====== Dataset content ======

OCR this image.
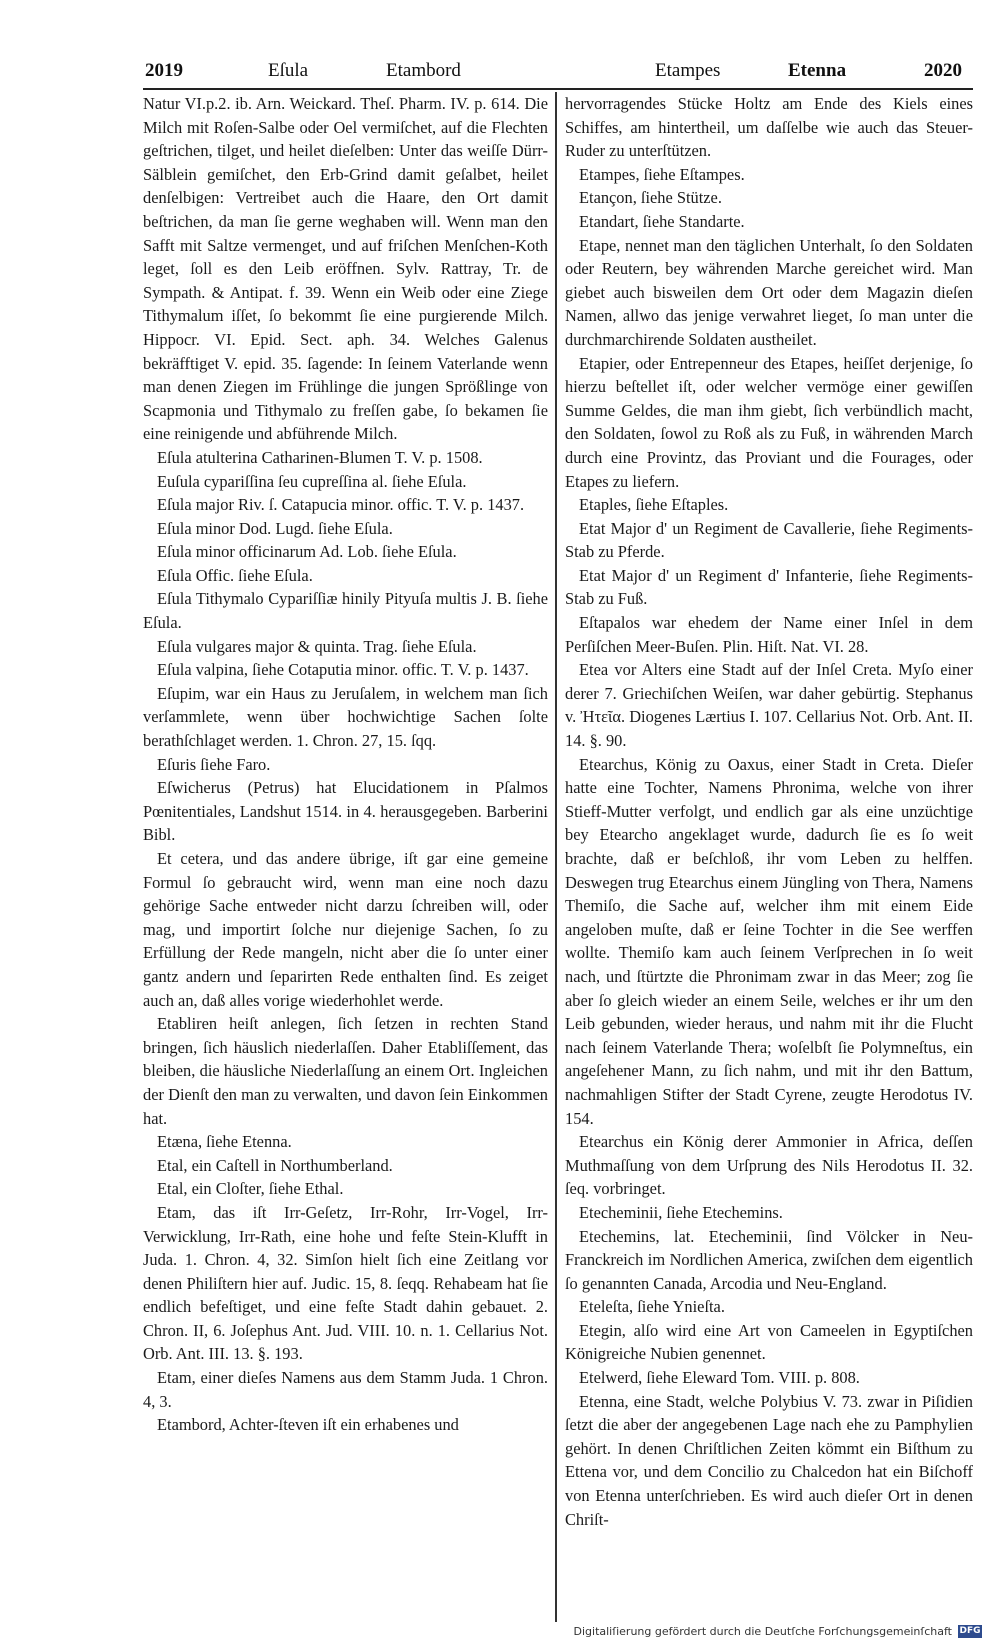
2019	Eſula	Etambord	Etampes	Etenna	2020

Natur VI.p.2. ib. Arn. Weickard. Theſ. Pharm. IV. p. 614. Die Milch mit Roſen-Salbe oder Oel vermiſchet, auf die Flechten geſtrichen, tilget, und heilet dieſelben: Unter das weiſſe Dürr-Sälblein gemiſchet, den Erb-Grind damit geſalbet, heilet denſelbigen: Vertreibet auch die Haare, den Ort damit beſtrichen, da man ſie gerne weghaben will. Wenn man den Safft mit Saltze vermenget, und auf friſchen Menſchen-Koth leget, ſoll es den Leib eröffnen. Sylv. Rattray, Tr. de Sympath. & Antipat. f. 39. Wenn ein Weib oder eine Ziege Tithymalum iſſet, ſo bekommt ſie eine purgierende Milch. Hippocr. VI. Epid. Sect. aph. 34. Welches Galenus bekräfftiget V. epid. 35. ſagende: In ſeinem Vaterlande wenn man denen Ziegen im Frühlinge die jungen Sprößlinge von Scapmonia und Tithymalo zu freſſen gabe, ſo bekamen ſie eine reinigende und abführende Milch.

Eſula atulterina Catharinen-Blumen T. V. p. 1508.

Euſula cypariſſina ſeu cupreſſina al. ſiehe Eſula.

Eſula major Riv. ſ. Catapucia minor. offic. T. V. p. 1437.

Eſula minor Dod. Lugd. ſiehe Eſula.

Eſula minor officinarum Ad. Lob. ſiehe Eſula.

Eſula Offic. ſiehe Eſula.

Eſula Tithymalo Cypariſſiæ hinily Pityuſa multis J. B. ſiehe Eſula.

Eſula vulgares major & quinta. Trag. ſiehe Eſula.

Eſula valpina, ſiehe Cotaputia minor. offic. T. V. p. 1437.

Eſupim, war ein Haus zu Jeruſalem, in welchem man ſich verſammlete, wenn über hochwichtige Sachen ſolte berathſchlaget werden. 1. Chron. 27, 15. ſqq.

Eſuris ſiehe Faro.

Eſwicherus (Petrus) hat Elucidationem in Pſalmos Pœnitentiales, Landshut 1514. in 4. herausgegeben. Barberini Bibl.

Et cetera, und das andere übrige, iſt gar eine gemeine Formul ſo gebraucht wird, wenn man eine noch dazu gehörige Sache entweder nicht darzu ſchreiben will, oder mag, und importirt ſolche nur diejenige Sachen, ſo zu Erfüllung der Rede mangeln, nicht aber die ſo unter einer gantz andern und ſeparirten Rede enthalten ſind. Es zeiget auch an, daß alles vorige wiederhohlet werde.

Etabliren heiſt anlegen, ſich ſetzen in rechten Stand bringen, ſich häuslich niederlaſſen. Daher Etabliſſement, das bleiben, die häusliche Niederlaſſung an einem Ort. Ingleichen der Dienſt den man zu verwalten, und davon ſein Einkommen hat.

Etæna, ſiehe Etenna.

Etal, ein Caſtell in Northumberland.

Etal, ein Cloſter, ſiehe Ethal.

Etam, das iſt Irr-Geſetz, Irr-Rohr, Irr-Vogel, Irr-Verwicklung, Irr-Rath, eine hohe und feſte Stein-Klufft in Juda. 1. Chron. 4, 32. Simſon hielt ſich eine Zeitlang vor denen Philiſtern hier auf. Judic. 15, 8. ſeqq. Rehabeam hat ſie endlich befeſtiget, und eine feſte Stadt dahin gebauet. 2. Chron. II, 6. Joſephus Ant. Jud. VIII. 10. n. 1. Cellarius Not. Orb. Ant. III. 13. §. 193.

Etam, einer dieſes Namens aus dem Stamm Juda. 1 Chron. 4, 3.

Etambord, Achter-ſteven iſt ein erhabenes und

hervorragendes Stücke Holtz am Ende des Kiels eines Schiffes, am hintertheil, um daſſelbe wie auch das Steuer-Ruder zu unterſtützen.

Etampes, ſiehe Eſtampes.

Etançon, ſiehe Stütze.

Etandart, ſiehe Standarte.

Etape, nennet man den täglichen Unterhalt, ſo den Soldaten oder Reutern, bey währenden Marche gereichet wird. Man giebet auch bisweilen dem Ort oder dem Magazin dieſen Namen, allwo das jenige verwahret lieget, ſo man unter die durchmarchirende Soldaten austheilet.

Etapier, oder Entrepenneur des Etapes, heiſſet derjenige, ſo hierzu beſtellet iſt, oder welcher vermöge einer gewiſſen Summe Geldes, die man ihm giebt, ſich verbündlich macht, den Soldaten, ſowol zu Roß als zu Fuß, in währenden March durch eine Provintz, das Proviant und die Fourages, oder Etapes zu liefern.

Etaples, ſiehe Eſtaples.

Etat Major d' un Regiment de Cavallerie, ſiehe Regiments-Stab zu Pferde.

Etat Major d' un Regiment d' Infanterie, ſiehe Regiments-Stab zu Fuß.

Eſtapalos war ehedem der Name einer Inſel in dem Perſiſchen Meer-Buſen. Plin. Hiſt. Nat. VI. 28.

Etea vor Alters eine Stadt auf der Inſel Creta. Myſo einer derer 7. Griechiſchen Weiſen, war daher gebürtig. Stephanus v. Ἠτεῖα. Diogenes Lærtius I. 107. Cellarius Not. Orb. Ant. II. 14. §. 90.

Etearchus, König zu Oaxus, einer Stadt in Creta. Dieſer hatte eine Tochter, Namens Phronima, welche von ihrer Stieff-Mutter verfolgt, und endlich gar als eine unzüchtige bey Etearcho angeklaget wurde, dadurch ſie es ſo weit brachte, daß er beſchloß, ihr vom Leben zu helffen. Deswegen trug Etearchus einem Jüngling von Thera, Namens Themiſo, die Sache auf, welcher ihm mit einem Eide angeloben muſte, daß er ſeine Tochter in die See werffen wollte. Themiſo kam auch ſeinem Verſprechen in ſo weit nach, und ſtürtzte die Phronimam zwar in das Meer; zog ſie aber ſo gleich wieder an einem Seile, welches er ihr um den Leib gebunden, wieder heraus, und nahm mit ihr die Flucht nach ſeinem Vaterlande Thera; woſelbſt ſie Polymneſtus, ein angeſehener Mann, zu ſich nahm, und mit ihr den Battum, nachmahligen Stifter der Stadt Cyrene, zeugte Herodotus IV. 154.

Etearchus ein König derer Ammonier in Africa, deſſen Muthmaſſung von dem Urſprung des Nils Herodotus II. 32. ſeq. vorbringet.

Etecheminii, ſiehe Etechemins.

Etechemins, lat. Etecheminii, ſind Völcker in Neu-Franckreich im Nordlichen America, zwiſchen dem eigentlich ſo genannten Canada, Arcodia und Neu-England.

Eteleſta, ſiehe Ynieſta.

Etegin, alſo wird eine Art von Cameelen in Egyptiſchen Königreiche Nubien genennet.

Etelwerd, ſiehe Eleward Tom. VIII. p. 808.

Etenna, eine Stadt, welche Polybius V. 73. zwar in Piſidien ſetzt die aber der angegebenen Lage nach ehe zu Pamphylien gehört. In denen Chriſtlichen Zeiten kömmt ein Biſthum zu Ettena vor, und dem Concilio zu Chalcedon hat ein Biſchoff von Etenna unterſchrieben. Es wird auch dieſer Ort in denen Chriſt-

Digitaliſierung gefördert durch die Deutſche Forſchungsgemeinſchaft DFG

======

• **What to produce**:
If a line of the records above holds the word "wenn", show it.

• **Answer for the task**:
Natur VI.p.2. ib. Arn. Weickard. Theſ. Pharm. IV. p. 614. Die Milch mit Roſen-Salbe oder Oel vermiſchet, auf die Flechten geſtrichen, tilget, und heilet dieſelben: Unter das weiſſe Dürr-Sälblein gemiſchet, den Erb-Grind damit geſalbet, heilet denſelbigen: Vertreibet auch die Haare, den Ort damit beſtrichen, da man ſie gerne weghaben will. Wenn man den Safft mit Saltze vermenget, und auf friſchen Menſchen-Koth leget, ſoll es den Leib eröffnen. Sylv. Rattray, Tr. de Sympath. & Antipat. f. 39. Wenn ein Weib oder eine Ziege Tithymalum iſſet, ſo bekommt ſie eine purgierende Milch. Hippocr. VI. Epid. Sect. aph. 34. Welches Galenus bekräfftiget V. epid. 35. ſagende: In ſeinem Vaterlande wenn man denen Ziegen im Frühlinge die jungen Sprößlinge von Scapmonia und Tithymalo zu freſſen gabe, ſo bekamen ſie eine reinigende und abführende Milch.
Eſupim, war ein Haus zu Jeruſalem, in welchem man ſich verſammlete, wenn über hochwichtige Sachen ſolte berathſchlaget werden. 1. Chron. 27, 15. ſqq.
Et cetera, und das andere übrige, iſt gar eine gemeine Formul ſo gebraucht wird, wenn man eine noch dazu gehörige Sache entweder nicht darzu ſchreiben will, oder mag, und importirt ſolche nur diejenige Sachen, ſo zu Erfüllung der Rede mangeln, nicht aber die ſo unter einer gantz andern und ſeparirten Rede enthalten ſind. Es zeiget auch an, daß alles vorige wiederhohlet werde.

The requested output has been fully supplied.